> Consigne 1
Indiquez si chacune des affirmations suivantes s'accorde avec l'extrait sur les indices boursiers, en répondant par oui ou par non et en citant textuellement les mots qui tranchent.
(a) L'or progresse de 15 % en 2019.
(b) La volatilité a diminué par rapport à 2017.
(c) La plupart des acteurs du marché préconisent une surpondération des actions.
> Consigne 2
Répondez brièvement aux questions suivantes d'après l'extrait sur les indices boursiers.
(a) Combien de baisses de taux directeurs a-t-on dénombrées dans le monde en 2019 ?
(b) À quelle année les performances de l'exercice en cours sont-elles comparées ?
(c) Quels secteurs sont présentés comme souffrants ?
> Consigne 3
Poursuivez l'extrait sur les indices boursiers à partir de sa dernière phrase.

Les indices boursiers au plus haut, et après?

Gilles Prince, Edmond de Rothschild (Suisse)

2 minutes de lecture

Après la forte hausse en 2019, les marchés semblent être à la croisée des chemins. Si la prudence reste de mise, nous voulons rester investis.

Pour la troisième fois en 2019, les bourses sont proches de leur record de ces dernières années, voire de leurs sommets historiques. La plupart des indices ont plus que récupéré leurs pertes du dernier trimestre 2018 et affichent à nouveau des performances proches des +20%! De leur côté, les obligations continuent également sur leur tendance avec une progression exemplaire cette année tant en termes de prix que de nombre de titres offrant un rendement négatif! Même l’or semble être sorti de son apathie et progresse de 15%. Difficile d’enregistrer de mauvaises performances absolues en 2019… 

Si les performances de l’exercice en cours ressemblent à celles de 2017, cette année est bien différente de la situation de goldilocks qui prévalait à l’époque. On observe par exemple une augmentation de la volatilité, une plus grande sensibilité au flux de nouvelles et des revirements de tendance plus fréquents tant des bourses que des politiques monétaires des grandes banques centrales. 

Manque d’alternatives

Les nouvelles contradictoires liées au Brexit, aux négociations commerciales sino-américaines ou à la situation instable au Moyen-Orient ont eu un impact sur l’humeur des investisseurs en créant des situations de panique, mais finalement assez peu sur le niveau des indices. 

On observe une certaine dichotomie entre les conditions
économiques et les performances des bourses!

Chaque correction a donné lieu à un retour rapide vers les plus hauts, lesquels ont toutefois bien de la peine à être dépassés durablement. Les banques centrales ont joué un rôle non négligeable dans ces rebonds en assouplissant leurs politiques monétaires - on dénombre près de 100 baisses de taux directeurs dans le monde en 2019 - fournissant ainsi un plancher à chaque attaque de panique. Il faut dire aussi que la demande pour les actions reste structurellement forte en raison du manque d’alternatives. Le taux de dividende des actions reste en effet largement supérieur aux taux de rendement des obligations dans la plupart des régions. Les corrections sont donc des opportunités d’achat.

Le positionnement du marché est pourtant défensif et peu sont ceux à promouvoir une surpondération des actions. Fondamentalement, les raisons d’un positionnement prudent sont tout à fait justifiées, puisqu’on observe un ralentissement de la croissance mondiale à des niveaux où la croissance devient plus vulnérable à un choc externe. Les secteurs manufacturiers souffrent. On peut même craindre qu’ils entraînent les services à la baisse, le moteur économique chinois est en décélération, et les incertitudes géopolitiques restent importantes et créent un manque de visibilité évident. On observe donc une certaine dichotomie entre les conditions économiques et les performances des bourses!

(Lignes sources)
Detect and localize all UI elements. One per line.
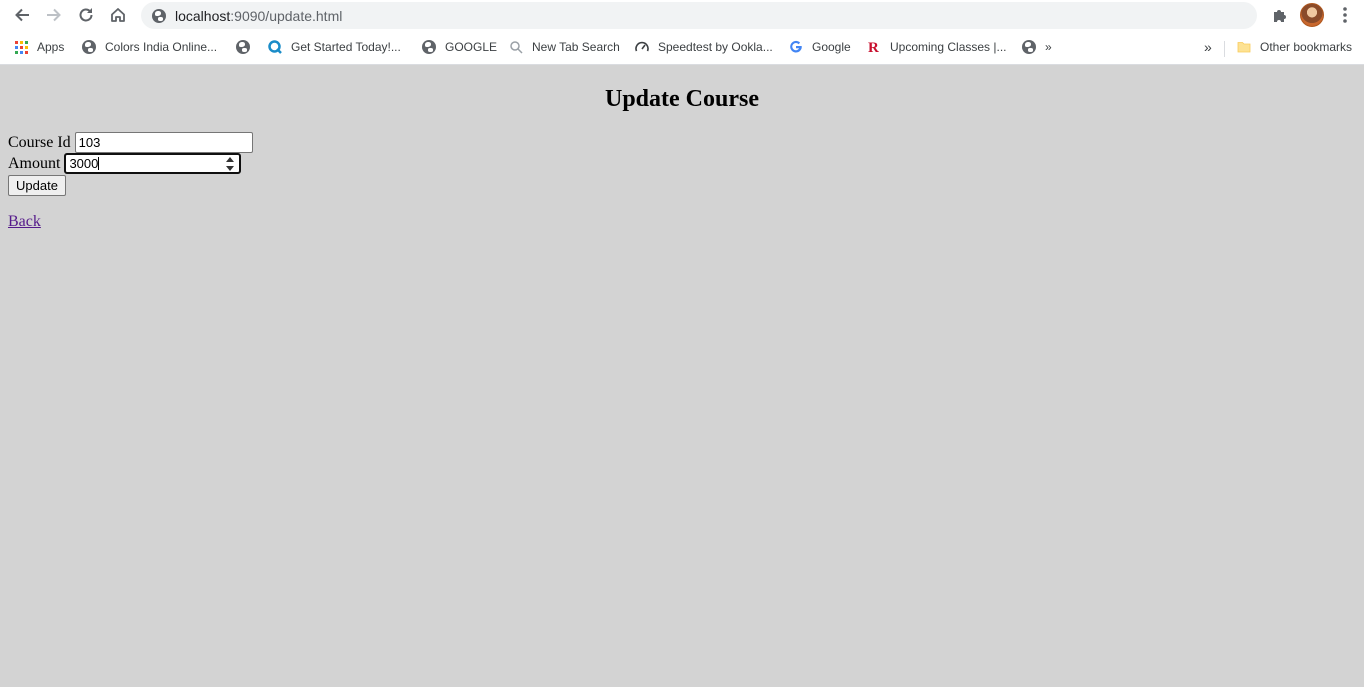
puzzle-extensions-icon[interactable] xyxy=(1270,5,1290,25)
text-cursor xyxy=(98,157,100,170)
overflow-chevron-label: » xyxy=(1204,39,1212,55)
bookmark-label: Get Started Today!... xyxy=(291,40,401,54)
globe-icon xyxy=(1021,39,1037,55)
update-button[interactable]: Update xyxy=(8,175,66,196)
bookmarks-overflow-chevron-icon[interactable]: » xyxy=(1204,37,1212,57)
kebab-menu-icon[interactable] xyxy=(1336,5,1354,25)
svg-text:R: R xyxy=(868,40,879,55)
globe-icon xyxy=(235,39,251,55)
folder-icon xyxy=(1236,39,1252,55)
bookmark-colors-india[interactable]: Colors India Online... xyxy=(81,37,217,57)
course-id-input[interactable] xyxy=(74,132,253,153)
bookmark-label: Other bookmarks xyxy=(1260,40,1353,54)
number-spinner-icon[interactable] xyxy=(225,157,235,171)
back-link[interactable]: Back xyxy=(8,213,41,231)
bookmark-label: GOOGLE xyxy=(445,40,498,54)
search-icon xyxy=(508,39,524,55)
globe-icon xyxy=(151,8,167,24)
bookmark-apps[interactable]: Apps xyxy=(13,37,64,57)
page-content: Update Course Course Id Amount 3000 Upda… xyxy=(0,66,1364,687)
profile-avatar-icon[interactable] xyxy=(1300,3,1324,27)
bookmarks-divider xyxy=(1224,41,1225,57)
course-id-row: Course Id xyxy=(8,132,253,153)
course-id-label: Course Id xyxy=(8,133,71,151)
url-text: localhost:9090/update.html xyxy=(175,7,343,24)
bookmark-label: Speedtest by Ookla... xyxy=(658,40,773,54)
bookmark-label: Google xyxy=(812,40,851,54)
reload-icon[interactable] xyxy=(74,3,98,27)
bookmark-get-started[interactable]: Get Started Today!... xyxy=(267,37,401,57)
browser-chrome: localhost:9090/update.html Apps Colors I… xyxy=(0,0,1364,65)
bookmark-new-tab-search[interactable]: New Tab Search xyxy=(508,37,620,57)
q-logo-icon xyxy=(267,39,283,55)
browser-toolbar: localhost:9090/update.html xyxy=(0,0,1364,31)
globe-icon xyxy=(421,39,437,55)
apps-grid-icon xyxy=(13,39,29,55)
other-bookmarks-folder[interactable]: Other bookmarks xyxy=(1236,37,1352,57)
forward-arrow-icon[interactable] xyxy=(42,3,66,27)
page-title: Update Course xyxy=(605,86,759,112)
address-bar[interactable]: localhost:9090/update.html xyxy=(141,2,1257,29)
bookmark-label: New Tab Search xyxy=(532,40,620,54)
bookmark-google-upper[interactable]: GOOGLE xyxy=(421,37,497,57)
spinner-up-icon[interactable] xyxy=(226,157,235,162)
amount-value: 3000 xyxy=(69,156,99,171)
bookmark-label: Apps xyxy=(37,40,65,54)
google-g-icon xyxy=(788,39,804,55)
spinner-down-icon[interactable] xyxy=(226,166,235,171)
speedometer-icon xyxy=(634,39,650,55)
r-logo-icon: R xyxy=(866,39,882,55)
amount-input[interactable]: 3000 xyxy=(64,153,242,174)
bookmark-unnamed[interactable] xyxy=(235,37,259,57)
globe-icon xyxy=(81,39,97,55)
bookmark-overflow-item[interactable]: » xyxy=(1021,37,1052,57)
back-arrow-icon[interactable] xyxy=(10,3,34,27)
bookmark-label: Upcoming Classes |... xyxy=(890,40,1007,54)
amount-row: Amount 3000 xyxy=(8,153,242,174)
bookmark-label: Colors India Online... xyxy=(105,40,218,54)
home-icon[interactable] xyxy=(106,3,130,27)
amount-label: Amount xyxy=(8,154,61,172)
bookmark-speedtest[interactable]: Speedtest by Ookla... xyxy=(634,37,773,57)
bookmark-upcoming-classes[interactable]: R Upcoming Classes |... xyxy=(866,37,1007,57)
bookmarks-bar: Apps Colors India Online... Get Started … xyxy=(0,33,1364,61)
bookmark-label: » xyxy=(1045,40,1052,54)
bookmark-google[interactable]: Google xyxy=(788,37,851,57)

---

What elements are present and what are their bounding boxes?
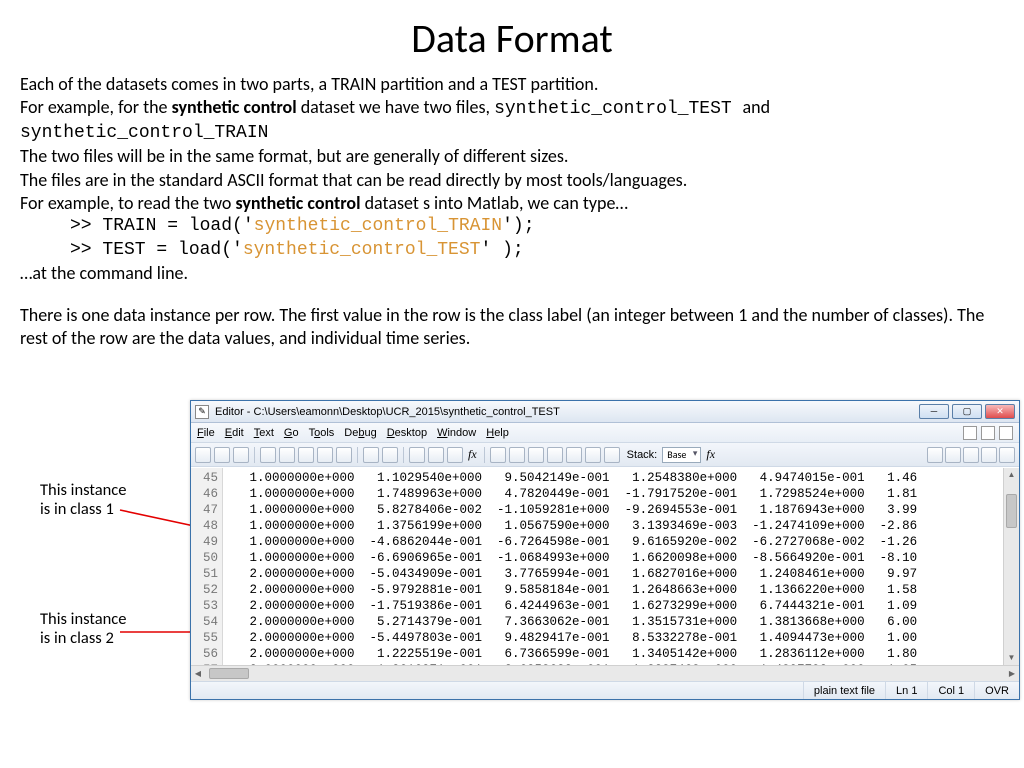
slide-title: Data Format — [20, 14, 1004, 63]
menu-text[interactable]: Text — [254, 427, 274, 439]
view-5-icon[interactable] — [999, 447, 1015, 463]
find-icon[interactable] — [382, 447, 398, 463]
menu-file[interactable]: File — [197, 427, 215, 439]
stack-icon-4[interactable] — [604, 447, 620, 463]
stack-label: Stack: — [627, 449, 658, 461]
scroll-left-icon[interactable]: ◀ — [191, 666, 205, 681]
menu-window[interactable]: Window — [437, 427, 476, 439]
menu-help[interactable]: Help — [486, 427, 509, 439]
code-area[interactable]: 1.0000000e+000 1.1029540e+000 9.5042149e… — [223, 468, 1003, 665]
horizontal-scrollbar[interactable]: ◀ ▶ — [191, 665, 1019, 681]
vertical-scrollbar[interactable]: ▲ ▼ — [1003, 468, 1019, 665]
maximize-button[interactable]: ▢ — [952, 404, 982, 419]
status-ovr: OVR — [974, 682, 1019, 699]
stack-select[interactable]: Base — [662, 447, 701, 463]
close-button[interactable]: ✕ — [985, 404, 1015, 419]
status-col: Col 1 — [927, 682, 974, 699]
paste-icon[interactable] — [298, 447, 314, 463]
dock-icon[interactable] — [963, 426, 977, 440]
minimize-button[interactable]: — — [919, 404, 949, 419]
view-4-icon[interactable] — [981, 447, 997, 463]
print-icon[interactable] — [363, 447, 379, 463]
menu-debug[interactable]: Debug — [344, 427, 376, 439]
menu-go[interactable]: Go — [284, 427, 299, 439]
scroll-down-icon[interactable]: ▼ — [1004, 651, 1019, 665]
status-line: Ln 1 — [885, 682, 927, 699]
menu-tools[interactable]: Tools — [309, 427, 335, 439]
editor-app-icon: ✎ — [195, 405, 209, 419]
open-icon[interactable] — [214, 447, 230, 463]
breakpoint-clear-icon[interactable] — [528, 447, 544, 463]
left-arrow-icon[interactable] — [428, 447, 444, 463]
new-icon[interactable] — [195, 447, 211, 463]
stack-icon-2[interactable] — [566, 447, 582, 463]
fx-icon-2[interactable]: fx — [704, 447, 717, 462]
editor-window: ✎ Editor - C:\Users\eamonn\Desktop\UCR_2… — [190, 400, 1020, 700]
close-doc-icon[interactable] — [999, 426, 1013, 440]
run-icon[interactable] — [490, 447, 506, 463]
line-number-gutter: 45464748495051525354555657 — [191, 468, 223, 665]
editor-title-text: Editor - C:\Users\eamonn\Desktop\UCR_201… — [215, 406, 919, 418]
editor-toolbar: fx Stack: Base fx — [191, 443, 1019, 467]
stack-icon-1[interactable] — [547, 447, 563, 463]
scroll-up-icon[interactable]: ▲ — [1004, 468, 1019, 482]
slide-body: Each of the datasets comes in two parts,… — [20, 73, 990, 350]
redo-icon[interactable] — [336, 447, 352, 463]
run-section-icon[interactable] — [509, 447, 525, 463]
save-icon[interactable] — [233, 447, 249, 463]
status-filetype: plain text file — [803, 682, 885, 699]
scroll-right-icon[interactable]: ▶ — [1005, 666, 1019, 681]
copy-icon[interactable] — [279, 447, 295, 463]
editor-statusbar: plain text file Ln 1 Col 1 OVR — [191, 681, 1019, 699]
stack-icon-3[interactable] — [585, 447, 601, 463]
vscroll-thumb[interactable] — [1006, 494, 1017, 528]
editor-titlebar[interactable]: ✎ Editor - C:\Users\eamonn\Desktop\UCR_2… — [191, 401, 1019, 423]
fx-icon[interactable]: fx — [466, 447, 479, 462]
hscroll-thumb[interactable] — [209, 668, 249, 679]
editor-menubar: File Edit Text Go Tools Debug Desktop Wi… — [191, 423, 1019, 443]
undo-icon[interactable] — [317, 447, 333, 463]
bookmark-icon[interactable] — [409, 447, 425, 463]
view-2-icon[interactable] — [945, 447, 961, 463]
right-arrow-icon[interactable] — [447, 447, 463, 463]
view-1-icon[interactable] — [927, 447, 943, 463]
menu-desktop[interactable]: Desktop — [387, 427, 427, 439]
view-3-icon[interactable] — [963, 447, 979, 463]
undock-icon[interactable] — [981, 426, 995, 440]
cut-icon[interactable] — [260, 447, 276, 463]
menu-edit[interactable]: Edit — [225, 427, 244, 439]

==

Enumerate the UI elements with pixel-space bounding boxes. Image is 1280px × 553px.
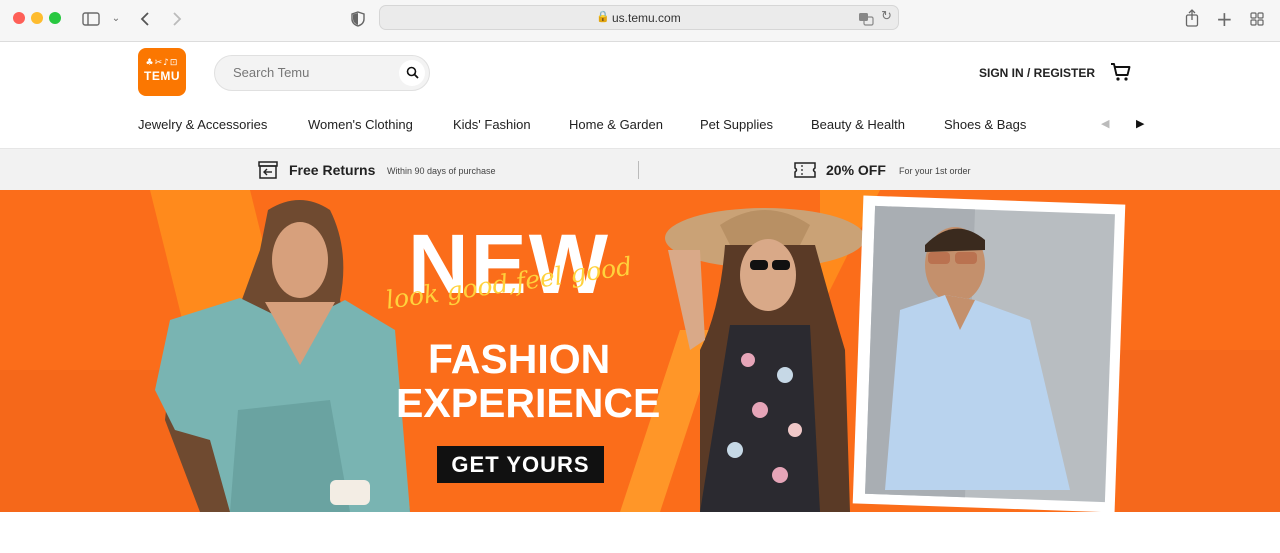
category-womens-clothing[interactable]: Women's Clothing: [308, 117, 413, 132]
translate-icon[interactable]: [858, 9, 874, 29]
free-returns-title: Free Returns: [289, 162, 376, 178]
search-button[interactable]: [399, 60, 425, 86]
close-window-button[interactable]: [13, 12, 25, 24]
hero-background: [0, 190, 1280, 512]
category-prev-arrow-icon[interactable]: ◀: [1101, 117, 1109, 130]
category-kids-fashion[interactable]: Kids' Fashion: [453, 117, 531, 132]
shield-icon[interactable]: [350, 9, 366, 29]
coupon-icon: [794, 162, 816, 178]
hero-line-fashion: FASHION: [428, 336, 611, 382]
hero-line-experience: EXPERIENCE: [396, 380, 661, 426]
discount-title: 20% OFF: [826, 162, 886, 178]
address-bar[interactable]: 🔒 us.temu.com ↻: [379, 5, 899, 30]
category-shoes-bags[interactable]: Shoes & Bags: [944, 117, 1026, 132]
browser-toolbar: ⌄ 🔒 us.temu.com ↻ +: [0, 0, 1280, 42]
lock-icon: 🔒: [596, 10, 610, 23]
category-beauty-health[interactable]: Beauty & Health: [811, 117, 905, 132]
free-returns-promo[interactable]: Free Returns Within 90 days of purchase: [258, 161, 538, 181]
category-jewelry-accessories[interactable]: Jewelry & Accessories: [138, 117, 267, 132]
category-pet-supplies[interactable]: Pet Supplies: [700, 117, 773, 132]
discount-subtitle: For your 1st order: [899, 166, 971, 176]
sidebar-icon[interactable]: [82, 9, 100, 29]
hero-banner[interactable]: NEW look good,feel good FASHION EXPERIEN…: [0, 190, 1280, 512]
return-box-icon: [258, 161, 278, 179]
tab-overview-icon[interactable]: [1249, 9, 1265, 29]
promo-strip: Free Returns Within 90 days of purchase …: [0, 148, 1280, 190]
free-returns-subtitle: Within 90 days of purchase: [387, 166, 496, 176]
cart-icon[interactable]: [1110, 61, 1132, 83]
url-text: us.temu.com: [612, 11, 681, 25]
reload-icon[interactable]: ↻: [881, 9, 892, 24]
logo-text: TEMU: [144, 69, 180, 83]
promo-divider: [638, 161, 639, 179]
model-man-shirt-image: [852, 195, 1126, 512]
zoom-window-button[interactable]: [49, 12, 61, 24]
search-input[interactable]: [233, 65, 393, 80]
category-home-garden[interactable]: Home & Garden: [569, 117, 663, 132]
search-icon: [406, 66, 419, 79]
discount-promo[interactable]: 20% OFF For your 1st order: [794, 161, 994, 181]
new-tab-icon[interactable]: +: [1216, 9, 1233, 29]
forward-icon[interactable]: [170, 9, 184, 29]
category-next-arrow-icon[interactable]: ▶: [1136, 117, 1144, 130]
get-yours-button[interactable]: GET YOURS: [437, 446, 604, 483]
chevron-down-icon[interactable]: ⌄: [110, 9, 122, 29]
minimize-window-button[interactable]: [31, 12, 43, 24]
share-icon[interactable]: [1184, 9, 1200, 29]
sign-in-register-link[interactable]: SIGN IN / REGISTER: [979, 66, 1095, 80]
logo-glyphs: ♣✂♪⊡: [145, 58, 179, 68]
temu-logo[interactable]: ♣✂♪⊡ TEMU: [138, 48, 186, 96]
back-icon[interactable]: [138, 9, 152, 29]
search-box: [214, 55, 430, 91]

> Réponse 1
(a) Oui : « Même l’or semble être sorti de son apathie et progresse de 15%. »
(b) Non : « On observe par exemple une augmentation de la volatilité ».
(c) Non : « peu sont ceux à promouvoir une surpondération des actions. »

> Réponse 2
(a) Près de 100.
(b) À 2017.
(c) Les secteurs manufacturiers.

> Réponse 3
Meilleure visibilité?

Cela dit, ces éléments sont connus et reflétés dans les prix. La grande question est de savoir ce qui pourrait raviver les perspectives de croissance, et de là pousser les actions durablement plus haut encore. Le premier soutien serait une meilleure visibilité des perspectives économiques qui permettrait de rassurer aussi bien les entreprises que les investisseurs. La finalisation d’une solution entre l’Union européenne et le Royaume-Uni ou la ratification d’un accord commercial partiel entre la Chine et les États-Unis font partie de ces éléments positifs. Mais rassurer ne suffira pas. Une politique budgétaire de relance, en particulier en Europe, voire en Chine, permettrait de donner plus de poids à des politiques monétaires certes accommodantes, mais qui s’essoufflent. Une annonce décisive concernant une politique fiscale européenne semble peu probable à court terme, sans parler de son implémentation. 

Il n’y a pas de raisons de s’attendre à ce que la politique monétaire de la BCE
devienne encore plus accommodante à la veille du départ de Mario Draghi.

En ce qui concerne la banque centrale européenne, il n’y a pas de raisons de s’attendre à ce que sa politique monétaire devienne encore plus accommodante à la veille du départ de Mario Draghi. A l’inverse, la probabilité implicite d’une baisse de taux de -0,25% lors du prochain FOMC est de 90% selon le marché des futures. Les publications économiques moins encourageantes par exemple au sujet des ventes de détail pourraient justifier une troisième baisse consécutive afin de contrer un ralentissement économique qui s’installe.

Parmi les éléments négatifs pouvant faire corriger les indices actions, on citera une éventuelle continuation des révisions à la baisse de la croissance économique, en particulier en Chine, des indicateurs avancés qui continueraient de se dégrader, ou un impact plus marqué qu’attendu des tarifs douaniers sur les résultats et perspectives des entreprises. Un simple tweet pourrait aussi remettre en cause les acquis fragiles non-formalisés d’une résolution partielle du différend commercial entre la Chine et les Etats-Unis. Nous ne sommes donc pas à l’abri de surprises.

Rester investi

Au final, les marchés nous semblent fragiles et à la croisée des chemins alors que les indices boursiers flirtent avec leur plus hauts. Réduire son allocation aux actions pourrait sembler raisonnable afin d’engranger les profits de l’année, mais au vu des éléments ci-dessus cela pourrait représenter un coût d’opportunité. Faute d’alternative aux actions, nous voulons rester investis. La différence se fera dans le positionnement sectoriel ou thématique et dans la gestion active du risque de correction, notamment en utilisant des produits dérivés et structurés, ou des stratégies optionnelles.